## Begin

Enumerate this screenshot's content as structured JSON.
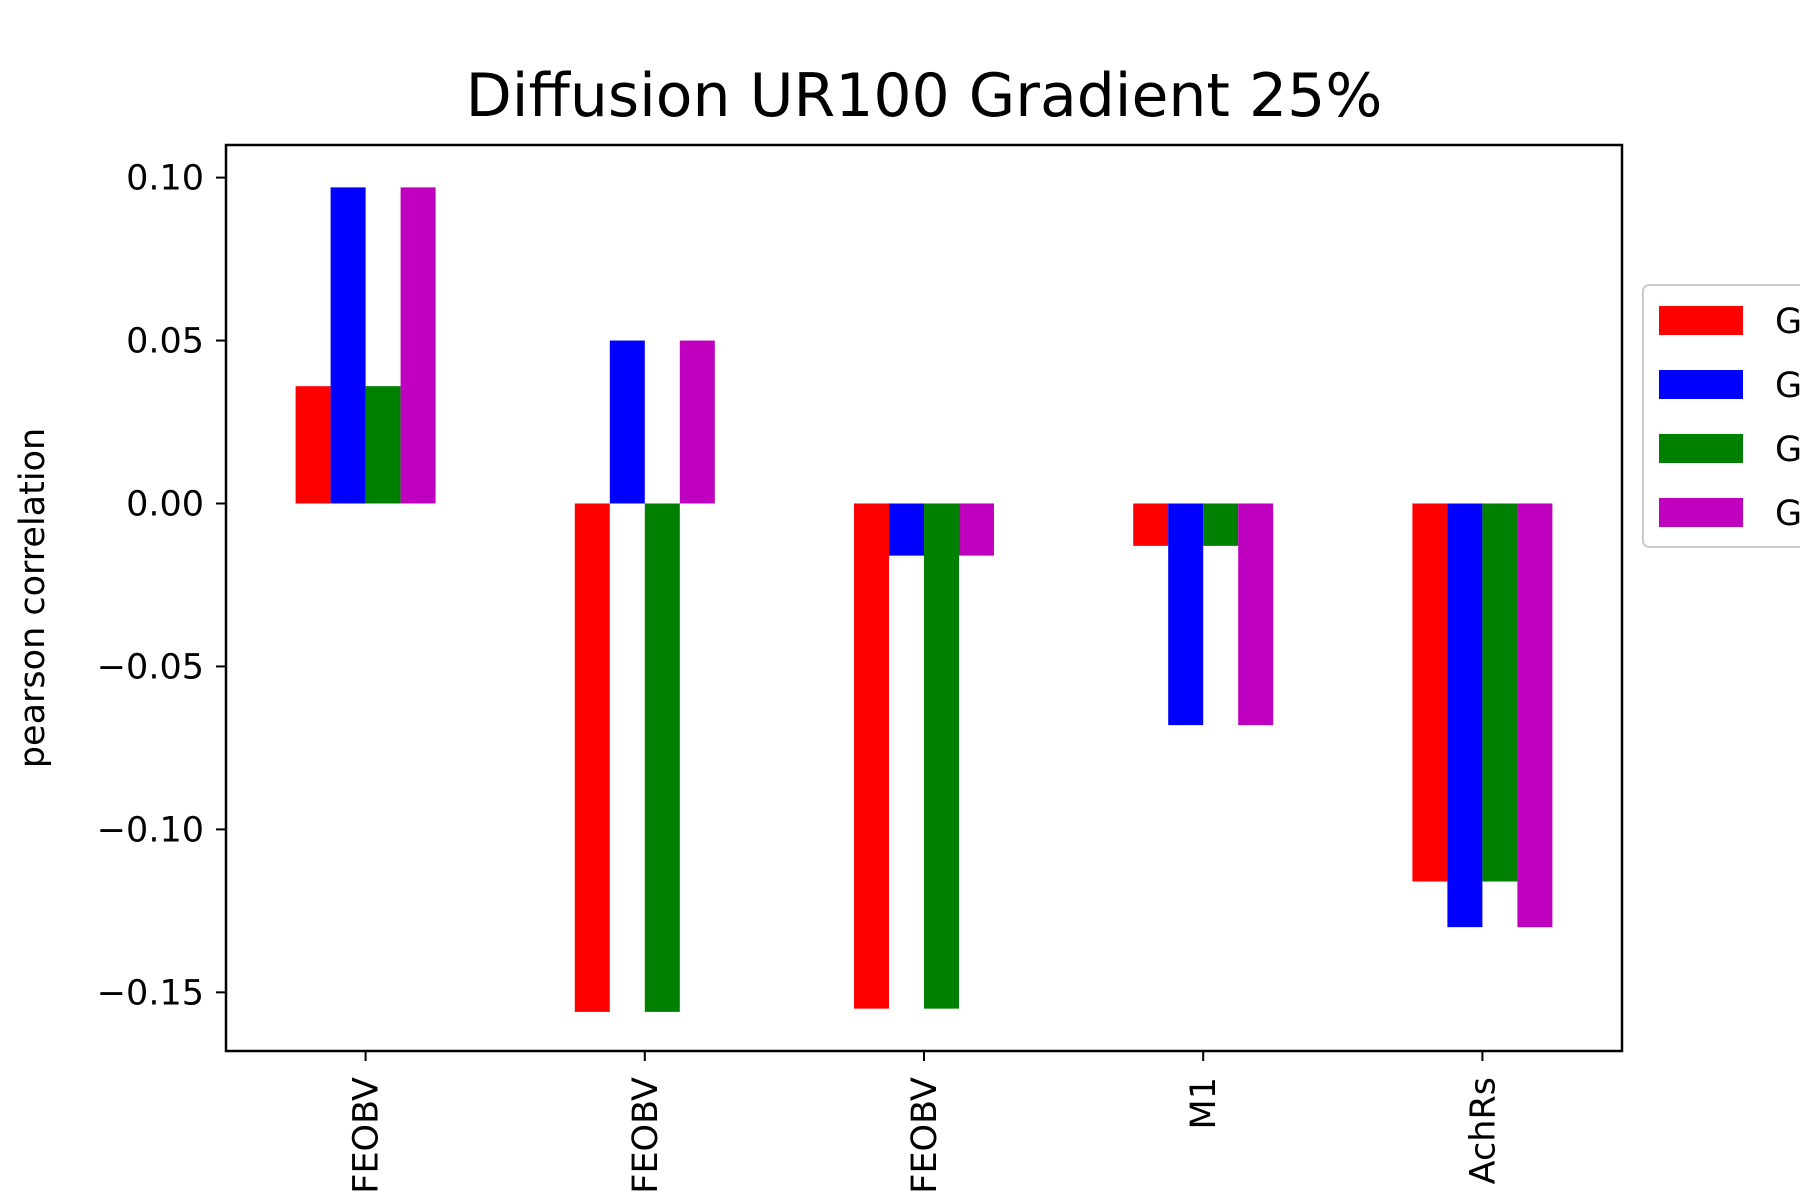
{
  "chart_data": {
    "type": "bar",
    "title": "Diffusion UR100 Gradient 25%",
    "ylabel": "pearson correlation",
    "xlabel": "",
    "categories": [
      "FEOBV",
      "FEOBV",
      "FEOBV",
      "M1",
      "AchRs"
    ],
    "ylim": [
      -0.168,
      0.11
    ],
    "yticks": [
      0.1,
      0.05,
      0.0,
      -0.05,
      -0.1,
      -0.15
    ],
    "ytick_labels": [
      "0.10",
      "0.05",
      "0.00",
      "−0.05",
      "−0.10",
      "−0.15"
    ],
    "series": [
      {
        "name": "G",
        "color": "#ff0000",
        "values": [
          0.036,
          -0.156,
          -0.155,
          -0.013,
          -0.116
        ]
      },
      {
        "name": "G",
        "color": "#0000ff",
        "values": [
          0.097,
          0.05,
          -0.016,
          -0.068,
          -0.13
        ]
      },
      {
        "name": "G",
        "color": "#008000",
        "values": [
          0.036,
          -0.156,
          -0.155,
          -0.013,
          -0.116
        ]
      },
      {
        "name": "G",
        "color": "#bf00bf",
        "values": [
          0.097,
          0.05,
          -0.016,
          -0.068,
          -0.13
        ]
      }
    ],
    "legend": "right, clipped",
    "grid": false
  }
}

## End
## Begin

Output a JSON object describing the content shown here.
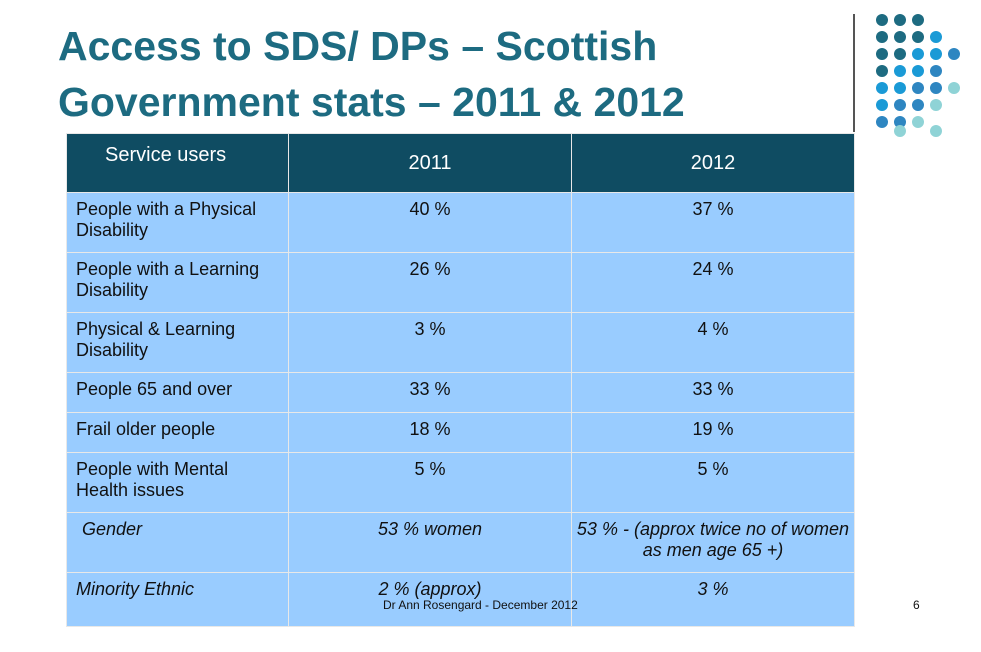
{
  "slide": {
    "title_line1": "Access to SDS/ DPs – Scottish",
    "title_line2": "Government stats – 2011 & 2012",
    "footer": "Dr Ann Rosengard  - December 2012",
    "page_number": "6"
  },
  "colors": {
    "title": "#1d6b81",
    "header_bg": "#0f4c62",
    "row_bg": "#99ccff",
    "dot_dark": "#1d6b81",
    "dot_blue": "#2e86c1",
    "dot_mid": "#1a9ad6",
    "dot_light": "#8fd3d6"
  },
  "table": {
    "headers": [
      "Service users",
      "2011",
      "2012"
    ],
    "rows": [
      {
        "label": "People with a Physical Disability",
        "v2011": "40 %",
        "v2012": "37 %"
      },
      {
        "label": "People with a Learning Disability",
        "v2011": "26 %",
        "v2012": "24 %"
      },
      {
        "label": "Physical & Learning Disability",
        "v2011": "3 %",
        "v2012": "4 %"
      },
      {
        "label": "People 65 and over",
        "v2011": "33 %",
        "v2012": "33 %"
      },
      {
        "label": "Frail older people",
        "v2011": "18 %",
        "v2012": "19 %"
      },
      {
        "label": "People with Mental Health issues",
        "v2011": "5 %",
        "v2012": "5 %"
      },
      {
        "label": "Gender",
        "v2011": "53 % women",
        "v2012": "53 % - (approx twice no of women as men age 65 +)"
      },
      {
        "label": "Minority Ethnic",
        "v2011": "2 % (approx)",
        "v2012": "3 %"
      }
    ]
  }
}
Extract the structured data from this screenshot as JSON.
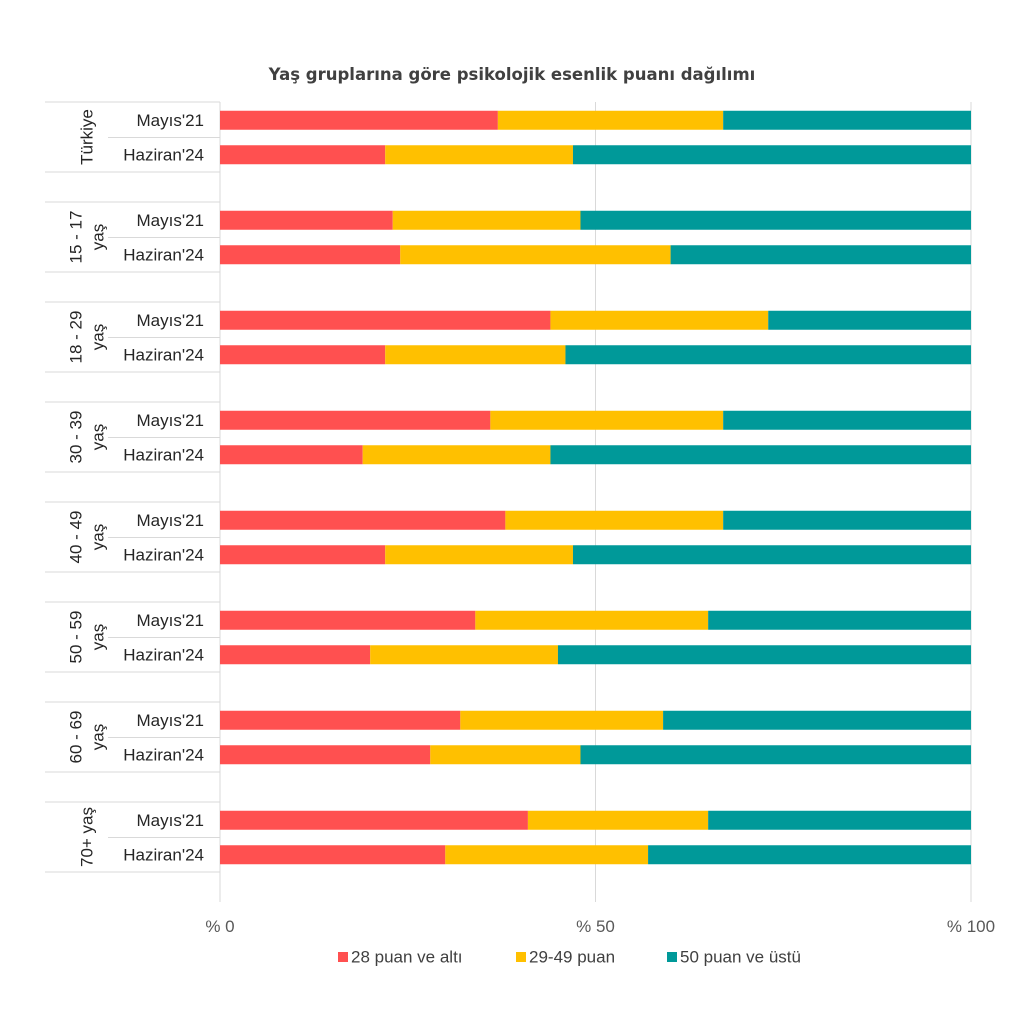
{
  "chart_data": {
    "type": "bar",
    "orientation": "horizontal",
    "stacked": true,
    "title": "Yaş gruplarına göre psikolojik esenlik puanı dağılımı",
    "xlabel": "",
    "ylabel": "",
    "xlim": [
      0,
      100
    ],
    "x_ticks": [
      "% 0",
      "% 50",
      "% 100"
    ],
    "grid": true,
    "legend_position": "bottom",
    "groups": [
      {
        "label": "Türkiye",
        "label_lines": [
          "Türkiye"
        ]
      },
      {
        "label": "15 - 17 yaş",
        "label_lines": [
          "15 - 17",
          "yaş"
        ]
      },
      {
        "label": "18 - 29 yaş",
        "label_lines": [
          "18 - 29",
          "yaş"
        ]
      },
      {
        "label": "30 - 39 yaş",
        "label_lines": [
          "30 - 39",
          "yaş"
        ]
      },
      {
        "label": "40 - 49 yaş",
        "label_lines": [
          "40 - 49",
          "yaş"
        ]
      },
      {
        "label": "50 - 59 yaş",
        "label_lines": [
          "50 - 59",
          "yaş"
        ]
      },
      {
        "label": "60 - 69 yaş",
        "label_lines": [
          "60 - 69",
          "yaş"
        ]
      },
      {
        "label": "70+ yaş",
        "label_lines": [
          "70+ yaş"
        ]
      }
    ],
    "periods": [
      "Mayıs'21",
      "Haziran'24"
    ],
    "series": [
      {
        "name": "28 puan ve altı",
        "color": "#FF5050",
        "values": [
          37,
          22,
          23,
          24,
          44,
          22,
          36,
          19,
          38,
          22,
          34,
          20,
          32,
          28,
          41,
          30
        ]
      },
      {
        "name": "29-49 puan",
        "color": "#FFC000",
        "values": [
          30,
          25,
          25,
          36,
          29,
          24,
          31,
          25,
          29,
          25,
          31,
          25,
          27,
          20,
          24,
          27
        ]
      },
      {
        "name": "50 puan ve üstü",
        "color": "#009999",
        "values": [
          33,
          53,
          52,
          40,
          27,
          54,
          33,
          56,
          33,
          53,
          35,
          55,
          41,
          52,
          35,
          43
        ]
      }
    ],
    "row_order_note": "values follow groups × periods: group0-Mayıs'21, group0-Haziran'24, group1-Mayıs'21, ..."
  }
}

## End

**REQUIREMENTS**
In the data above, how many lines contain the string "periods"? Answer with the number only.

**ANSWER TO THIS PROBLEM**
2